Write out the entries below once more, exactly, with the pictures left out.
========
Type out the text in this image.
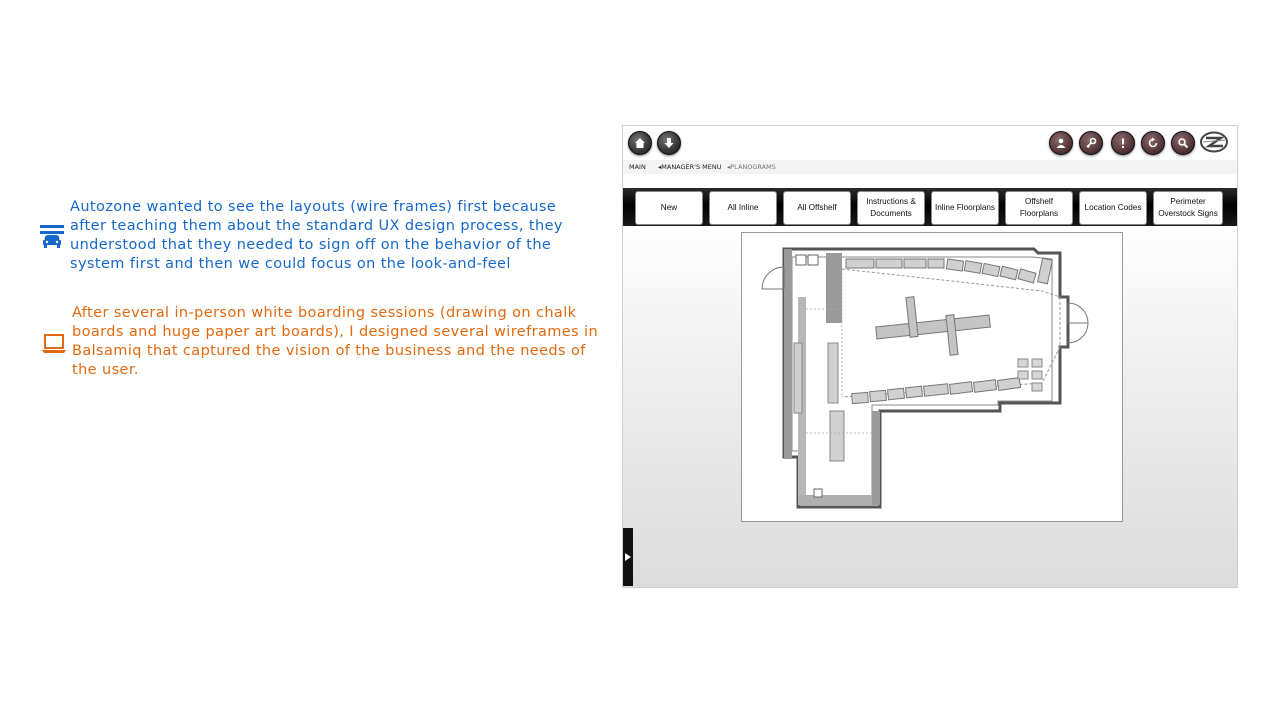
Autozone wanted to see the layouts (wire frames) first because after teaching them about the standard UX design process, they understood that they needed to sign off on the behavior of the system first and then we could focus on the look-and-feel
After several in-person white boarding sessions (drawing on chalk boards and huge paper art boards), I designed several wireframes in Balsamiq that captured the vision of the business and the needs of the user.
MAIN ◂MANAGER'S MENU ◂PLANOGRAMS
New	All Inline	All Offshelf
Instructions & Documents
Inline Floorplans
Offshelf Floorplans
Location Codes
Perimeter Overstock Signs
========
## Problem solution
Type out the text in this image.
Autozone wanted to see the layouts (wire frames) first because after teaching them about the standard UX design process, they understood that they needed to sign off on the behavior of the system first and then we could focus on the look-and-feel
After several in-person white boarding sessions (drawing on chalk boards and huge paper art boards), I designed several wireframes in Balsamiq that captured the vision of the business and the needs of the user.
MAIN ◂MANAGER'S MENU ◂PLANOGRAMS
New	All Inline	All Offshelf
Instructions & Documents
Inline Floorplans
Offshelf Floorplans
Location Codes
Perimeter Overstock Signs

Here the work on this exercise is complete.